**WHAT TO DO**
Work out how many lines in the listing below include the word "Victoria". Give nothing but the number.

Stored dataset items
┏━━

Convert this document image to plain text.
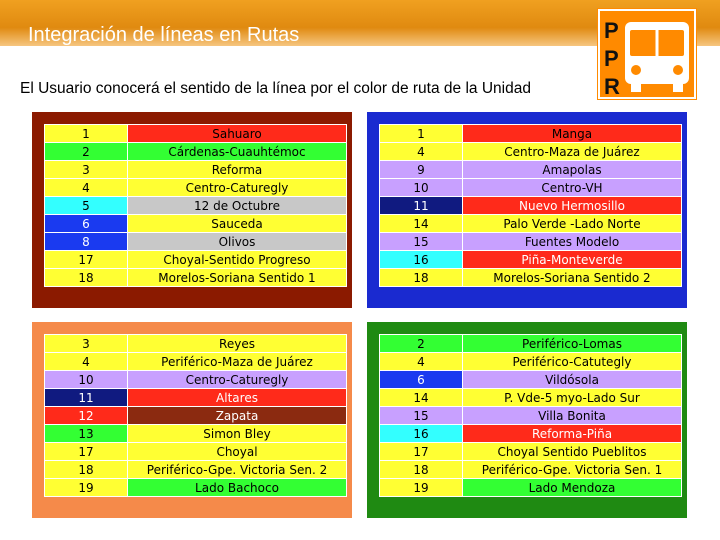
Integración de líneas en Rutas	P
P
R
El Usuario conocerá el sentido de la línea por el color de ruta de la Unidad
1	Sahuaro
2	Cárdenas-Cuauhtémoc
3	Reforma
4	Centro-Caturegly
5	12 de Octubre
6	Sauceda
8	Olivos
17	Choyal-Sentido Progreso
18	Morelos-Soriana Sentido 1
1	Manga
4	Centro-Maza de Juárez
9	Amapolas
10	Centro-VH
11	Nuevo Hermosillo
14	Palo Verde -Lado Norte
15	Fuentes Modelo
16	Piña-Monteverde
18	Morelos-Soriana Sentido 2
3	Reyes
4	Periférico-Maza de Juárez
10	Centro-Caturegly
11	Altares
12	Zapata
13	Simon Bley
17	Choyal
18	Periférico-Gpe. Victoria Sen. 2
19	Lado Bachoco
2	Periférico-Lomas
4	Periférico-Catutegly
6	Vildósola
14	P. Vde-5 myo-Lado Sur
15	Villa Bonita
16	Reforma-Piña
17	Choyal Sentido Pueblitos
18	Periférico-Gpe. Victoria Sen. 1
19	Lado Mendoza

┗━━

**EXERCISE RESULT**
2